[Data records]
========================

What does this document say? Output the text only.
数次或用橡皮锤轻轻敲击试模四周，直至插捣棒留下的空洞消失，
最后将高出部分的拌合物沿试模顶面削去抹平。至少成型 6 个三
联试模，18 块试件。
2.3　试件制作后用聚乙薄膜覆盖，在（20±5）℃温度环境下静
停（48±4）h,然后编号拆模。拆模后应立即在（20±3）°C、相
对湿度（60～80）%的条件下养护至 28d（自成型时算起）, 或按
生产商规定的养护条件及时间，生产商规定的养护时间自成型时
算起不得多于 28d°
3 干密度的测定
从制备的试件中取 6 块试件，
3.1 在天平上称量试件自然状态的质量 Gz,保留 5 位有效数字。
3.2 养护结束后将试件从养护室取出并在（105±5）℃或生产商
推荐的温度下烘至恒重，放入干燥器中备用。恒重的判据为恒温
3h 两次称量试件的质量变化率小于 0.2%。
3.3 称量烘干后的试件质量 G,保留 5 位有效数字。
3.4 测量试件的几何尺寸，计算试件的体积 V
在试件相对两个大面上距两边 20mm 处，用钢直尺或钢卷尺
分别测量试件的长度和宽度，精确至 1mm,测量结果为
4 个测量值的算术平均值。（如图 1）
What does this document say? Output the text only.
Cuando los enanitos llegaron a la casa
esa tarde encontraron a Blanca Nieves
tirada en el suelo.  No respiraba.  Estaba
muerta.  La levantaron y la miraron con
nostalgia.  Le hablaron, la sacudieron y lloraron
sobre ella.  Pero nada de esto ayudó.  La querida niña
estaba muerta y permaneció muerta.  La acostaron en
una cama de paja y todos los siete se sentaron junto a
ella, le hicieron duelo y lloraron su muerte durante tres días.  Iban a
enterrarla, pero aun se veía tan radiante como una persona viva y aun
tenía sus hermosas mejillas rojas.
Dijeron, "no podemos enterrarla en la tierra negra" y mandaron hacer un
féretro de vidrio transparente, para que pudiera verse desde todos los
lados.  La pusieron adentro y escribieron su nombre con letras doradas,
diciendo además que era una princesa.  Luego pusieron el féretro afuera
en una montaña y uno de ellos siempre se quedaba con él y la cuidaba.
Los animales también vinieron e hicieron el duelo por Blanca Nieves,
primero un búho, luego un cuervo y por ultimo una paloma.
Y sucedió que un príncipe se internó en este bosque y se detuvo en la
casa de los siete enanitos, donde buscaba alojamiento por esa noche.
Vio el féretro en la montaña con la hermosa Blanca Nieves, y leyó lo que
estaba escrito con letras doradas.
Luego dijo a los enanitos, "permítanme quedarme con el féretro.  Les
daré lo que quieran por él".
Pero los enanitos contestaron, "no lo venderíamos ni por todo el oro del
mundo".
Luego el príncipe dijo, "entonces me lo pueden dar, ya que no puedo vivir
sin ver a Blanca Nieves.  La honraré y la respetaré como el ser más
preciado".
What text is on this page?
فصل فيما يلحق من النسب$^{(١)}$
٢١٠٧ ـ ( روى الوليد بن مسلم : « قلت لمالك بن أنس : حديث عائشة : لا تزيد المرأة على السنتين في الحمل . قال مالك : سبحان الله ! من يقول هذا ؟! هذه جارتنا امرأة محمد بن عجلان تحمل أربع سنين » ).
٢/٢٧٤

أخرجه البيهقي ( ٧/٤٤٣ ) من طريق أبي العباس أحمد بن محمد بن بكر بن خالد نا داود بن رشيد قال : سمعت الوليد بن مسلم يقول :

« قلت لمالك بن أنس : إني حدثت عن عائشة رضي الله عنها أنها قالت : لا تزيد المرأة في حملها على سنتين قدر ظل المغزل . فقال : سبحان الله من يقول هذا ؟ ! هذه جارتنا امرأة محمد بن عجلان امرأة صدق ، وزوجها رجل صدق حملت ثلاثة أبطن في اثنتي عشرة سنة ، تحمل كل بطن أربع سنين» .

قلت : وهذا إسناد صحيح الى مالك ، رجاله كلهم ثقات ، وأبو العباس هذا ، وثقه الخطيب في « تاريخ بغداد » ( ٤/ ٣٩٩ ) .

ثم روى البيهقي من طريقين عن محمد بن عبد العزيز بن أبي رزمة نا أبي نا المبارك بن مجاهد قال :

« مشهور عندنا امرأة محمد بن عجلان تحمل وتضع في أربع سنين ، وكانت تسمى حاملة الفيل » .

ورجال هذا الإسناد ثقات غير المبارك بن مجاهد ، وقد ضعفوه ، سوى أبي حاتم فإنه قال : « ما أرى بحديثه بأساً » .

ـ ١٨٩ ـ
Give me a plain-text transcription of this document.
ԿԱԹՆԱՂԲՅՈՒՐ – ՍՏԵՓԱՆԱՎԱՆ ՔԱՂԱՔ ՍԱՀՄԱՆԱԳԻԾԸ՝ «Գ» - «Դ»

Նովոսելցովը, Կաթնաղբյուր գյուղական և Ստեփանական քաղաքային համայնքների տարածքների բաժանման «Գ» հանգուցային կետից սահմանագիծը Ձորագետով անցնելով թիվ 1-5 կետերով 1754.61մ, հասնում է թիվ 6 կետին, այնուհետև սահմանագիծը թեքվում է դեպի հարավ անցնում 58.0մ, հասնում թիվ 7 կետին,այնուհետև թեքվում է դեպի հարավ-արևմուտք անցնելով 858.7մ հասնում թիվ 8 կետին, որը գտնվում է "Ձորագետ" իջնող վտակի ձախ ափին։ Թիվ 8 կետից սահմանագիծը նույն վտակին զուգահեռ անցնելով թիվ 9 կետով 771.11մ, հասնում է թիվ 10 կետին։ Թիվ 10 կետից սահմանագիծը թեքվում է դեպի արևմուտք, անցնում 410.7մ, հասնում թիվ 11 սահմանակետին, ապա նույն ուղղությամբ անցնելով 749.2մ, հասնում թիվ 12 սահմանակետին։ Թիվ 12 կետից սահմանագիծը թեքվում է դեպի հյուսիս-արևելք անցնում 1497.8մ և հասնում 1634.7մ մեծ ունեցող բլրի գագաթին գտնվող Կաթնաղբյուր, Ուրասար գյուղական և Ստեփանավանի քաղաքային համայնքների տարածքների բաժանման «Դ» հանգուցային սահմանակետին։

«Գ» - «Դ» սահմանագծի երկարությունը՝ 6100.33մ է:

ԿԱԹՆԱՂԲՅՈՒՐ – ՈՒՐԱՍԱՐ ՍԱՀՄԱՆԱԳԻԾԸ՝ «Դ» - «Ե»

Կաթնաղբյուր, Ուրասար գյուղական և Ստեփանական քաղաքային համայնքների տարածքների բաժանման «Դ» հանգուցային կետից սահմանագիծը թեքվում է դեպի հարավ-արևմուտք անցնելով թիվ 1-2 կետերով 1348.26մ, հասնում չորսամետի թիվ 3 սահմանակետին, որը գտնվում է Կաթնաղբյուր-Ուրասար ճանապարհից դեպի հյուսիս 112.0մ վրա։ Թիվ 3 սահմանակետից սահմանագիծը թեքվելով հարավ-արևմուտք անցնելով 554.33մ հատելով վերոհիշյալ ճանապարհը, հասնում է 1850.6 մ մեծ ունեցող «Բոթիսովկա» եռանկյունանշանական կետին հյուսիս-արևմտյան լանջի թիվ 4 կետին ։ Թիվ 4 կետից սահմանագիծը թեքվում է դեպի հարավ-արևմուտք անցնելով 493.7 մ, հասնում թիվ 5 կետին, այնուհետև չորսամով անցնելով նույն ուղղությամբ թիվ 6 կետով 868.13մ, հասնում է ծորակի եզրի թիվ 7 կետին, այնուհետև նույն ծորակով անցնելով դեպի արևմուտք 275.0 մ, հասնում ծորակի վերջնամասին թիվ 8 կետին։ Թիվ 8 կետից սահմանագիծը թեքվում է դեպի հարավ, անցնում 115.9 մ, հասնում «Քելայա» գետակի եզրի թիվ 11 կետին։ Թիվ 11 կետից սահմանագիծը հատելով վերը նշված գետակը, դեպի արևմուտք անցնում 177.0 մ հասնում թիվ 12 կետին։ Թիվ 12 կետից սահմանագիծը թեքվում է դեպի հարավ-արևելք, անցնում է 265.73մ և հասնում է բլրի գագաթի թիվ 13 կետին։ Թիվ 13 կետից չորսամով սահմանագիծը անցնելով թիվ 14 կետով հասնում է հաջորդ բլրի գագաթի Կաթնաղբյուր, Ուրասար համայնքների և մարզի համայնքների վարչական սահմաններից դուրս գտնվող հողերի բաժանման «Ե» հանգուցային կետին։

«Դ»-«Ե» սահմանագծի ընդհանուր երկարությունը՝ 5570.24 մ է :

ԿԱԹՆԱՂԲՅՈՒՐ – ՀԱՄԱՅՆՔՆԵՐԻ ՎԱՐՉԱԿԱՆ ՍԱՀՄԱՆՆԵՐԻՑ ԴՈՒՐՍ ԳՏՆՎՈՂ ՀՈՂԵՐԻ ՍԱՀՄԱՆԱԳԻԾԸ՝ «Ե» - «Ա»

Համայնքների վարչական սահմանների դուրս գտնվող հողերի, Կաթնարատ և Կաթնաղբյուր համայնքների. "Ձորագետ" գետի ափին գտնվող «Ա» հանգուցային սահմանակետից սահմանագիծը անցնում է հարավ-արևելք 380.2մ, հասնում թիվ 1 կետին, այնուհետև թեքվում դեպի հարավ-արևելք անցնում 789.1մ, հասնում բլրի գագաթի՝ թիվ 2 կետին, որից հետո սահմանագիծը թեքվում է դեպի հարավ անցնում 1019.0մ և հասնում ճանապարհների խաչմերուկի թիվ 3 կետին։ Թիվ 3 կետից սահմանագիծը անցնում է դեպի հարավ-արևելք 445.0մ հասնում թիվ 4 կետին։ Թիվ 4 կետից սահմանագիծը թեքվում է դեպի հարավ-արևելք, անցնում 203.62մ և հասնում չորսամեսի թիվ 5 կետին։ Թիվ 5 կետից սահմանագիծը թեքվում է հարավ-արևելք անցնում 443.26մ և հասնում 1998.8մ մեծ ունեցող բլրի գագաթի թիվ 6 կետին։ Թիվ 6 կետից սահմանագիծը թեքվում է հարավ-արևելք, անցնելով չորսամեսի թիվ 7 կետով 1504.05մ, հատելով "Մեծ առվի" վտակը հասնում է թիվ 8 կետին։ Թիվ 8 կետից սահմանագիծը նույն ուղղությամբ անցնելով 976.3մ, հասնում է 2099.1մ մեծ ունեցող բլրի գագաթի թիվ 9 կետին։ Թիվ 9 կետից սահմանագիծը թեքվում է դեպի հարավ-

========================

▶ **Task objective**
Find the word "جارتنا" in the material, then list each line that holds it.

▶ **Exercise response**
٢١٠٧ ـ ( روى الوليد بن مسلم : « قلت لمالك بن أنس : حديث عائشة : لا تزيد المرأة على السنتين في الحمل . قال مالك : سبحان الله ! من يقول هذا ؟! هذه جارتنا امرأة محمد بن عجلان تحمل أربع سنين » ).
« قلت لمالك بن أنس : إني حدثت عن عائشة رضي الله عنها أنها قالت : لا تزيد المرأة في حملها على سنتين قدر ظل المغزل . فقال : سبحان الله من يقول هذا ؟ ! هذه جارتنا امرأة محمد بن عجلان امرأة صدق ، وزوجها رجل صدق حملت ثلاثة أبطن في اثنتي عشرة سنة ، تحمل كل بطن أربع سنين» .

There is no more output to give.